TASK PROMPT:
Extract every line below, verbatim.

MATERIAL PROVIDED:
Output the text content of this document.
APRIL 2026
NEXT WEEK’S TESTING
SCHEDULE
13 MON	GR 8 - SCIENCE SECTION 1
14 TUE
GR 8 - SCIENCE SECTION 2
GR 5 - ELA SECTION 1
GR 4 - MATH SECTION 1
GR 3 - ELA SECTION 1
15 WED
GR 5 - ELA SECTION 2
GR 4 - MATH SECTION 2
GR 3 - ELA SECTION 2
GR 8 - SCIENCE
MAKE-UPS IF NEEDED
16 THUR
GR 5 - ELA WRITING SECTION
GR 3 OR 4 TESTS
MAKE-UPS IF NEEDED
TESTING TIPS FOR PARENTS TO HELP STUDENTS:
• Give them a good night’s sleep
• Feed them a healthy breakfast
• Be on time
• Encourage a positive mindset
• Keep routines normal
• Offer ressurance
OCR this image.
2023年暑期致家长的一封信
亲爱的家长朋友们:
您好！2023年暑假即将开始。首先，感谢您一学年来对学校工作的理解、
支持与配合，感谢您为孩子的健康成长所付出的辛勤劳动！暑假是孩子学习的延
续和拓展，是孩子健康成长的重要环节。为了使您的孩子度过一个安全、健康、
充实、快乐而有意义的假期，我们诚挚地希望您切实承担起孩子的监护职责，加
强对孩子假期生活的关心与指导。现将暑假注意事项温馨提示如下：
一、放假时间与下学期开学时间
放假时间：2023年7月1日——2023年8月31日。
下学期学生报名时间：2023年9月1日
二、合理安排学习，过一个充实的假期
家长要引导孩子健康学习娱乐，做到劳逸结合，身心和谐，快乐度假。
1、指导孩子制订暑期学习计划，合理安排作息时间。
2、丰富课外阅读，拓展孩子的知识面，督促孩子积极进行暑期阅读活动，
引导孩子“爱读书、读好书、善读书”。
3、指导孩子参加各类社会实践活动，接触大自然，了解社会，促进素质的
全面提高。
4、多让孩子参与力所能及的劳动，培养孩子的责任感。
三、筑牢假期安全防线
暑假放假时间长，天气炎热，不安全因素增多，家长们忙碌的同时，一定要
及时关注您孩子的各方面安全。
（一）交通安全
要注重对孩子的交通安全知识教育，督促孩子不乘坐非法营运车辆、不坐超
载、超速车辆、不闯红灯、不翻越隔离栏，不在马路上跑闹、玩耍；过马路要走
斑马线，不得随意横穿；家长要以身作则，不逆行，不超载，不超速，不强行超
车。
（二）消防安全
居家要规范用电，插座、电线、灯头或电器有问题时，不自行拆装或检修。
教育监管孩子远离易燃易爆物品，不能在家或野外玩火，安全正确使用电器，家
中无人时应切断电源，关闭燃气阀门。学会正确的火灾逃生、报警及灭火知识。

SOLUTION FOR THIS EXERCISE:
Output the text content of this document.
APRIL 2026
NEXT WEEK’S TESTING
SCHEDULE
13 MON	GR 8 - SCIENCE SECTION 1
14 TUE
GR 8 - SCIENCE SECTION 2
GR 5 - ELA SECTION 1
GR 4 - MATH SECTION 1
GR 3 - ELA SECTION 1
15 WED
GR 5 - ELA SECTION 2
GR 4 - MATH SECTION 2
GR 3 - ELA SECTION 2
GR 8 - SCIENCE
MAKE-UPS IF NEEDED
16 THUR
GR 5 - ELA WRITING SECTION
GR 3 OR 4 TESTS
MAKE-UPS IF NEEDED
TESTING TIPS FOR PARENTS TO HELP STUDENTS:
• Give them a good night’s sleep
• Feed them a healthy breakfast
• Be on time
• Encourage a positive mindset
• Keep routines normal
• Offer ressurance
OCR this image.
2023年暑期致家长的一封信
亲爱的家长朋友们:
您好！2023年暑假即将开始。首先，感谢您一学年来对学校工作的理解、
支持与配合，感谢您为孩子的健康成长所付出的辛勤劳动！暑假是孩子学习的延
续和拓展，是孩子健康成长的重要环节。为了使您的孩子度过一个安全、健康、
充实、快乐而有意义的假期，我们诚挚地希望您切实承担起孩子的监护职责，加
强对孩子假期生活的关心与指导。现将暑假注意事项温馨提示如下：
一、放假时间与下学期开学时间
放假时间：2023年7月1日——2023年8月31日。
下学期学生报名时间：2023年9月1日
二、合理安排学习，过一个充实的假期
家长要引导孩子健康学习娱乐，做到劳逸结合，身心和谐，快乐度假。
1、指导孩子制订暑期学习计划，合理安排作息时间。
2、丰富课外阅读，拓展孩子的知识面，督促孩子积极进行暑期阅读活动，
引导孩子“爱读书、读好书、善读书”。
3、指导孩子参加各类社会实践活动，接触大自然，了解社会，促进素质的
全面提高。
4、多让孩子参与力所能及的劳动，培养孩子的责任感。
三、筑牢假期安全防线
暑假放假时间长，天气炎热，不安全因素增多，家长们忙碌的同时，一定要
及时关注您孩子的各方面安全。
（一）交通安全
要注重对孩子的交通安全知识教育，督促孩子不乘坐非法营运车辆、不坐超
载、超速车辆、不闯红灯、不翻越隔离栏，不在马路上跑闹、玩耍；过马路要走
斑马线，不得随意横穿；家长要以身作则，不逆行，不超载，不超速，不强行超
车。
（二）消防安全
居家要规范用电，插座、电线、灯头或电器有问题时，不自行拆装或检修。
教育监管孩子远离易燃易爆物品，不能在家或野外玩火，安全正确使用电器，家
中无人时应切断电源，关闭燃气阀门。学会正确的火灾逃生、报警及灭火知识。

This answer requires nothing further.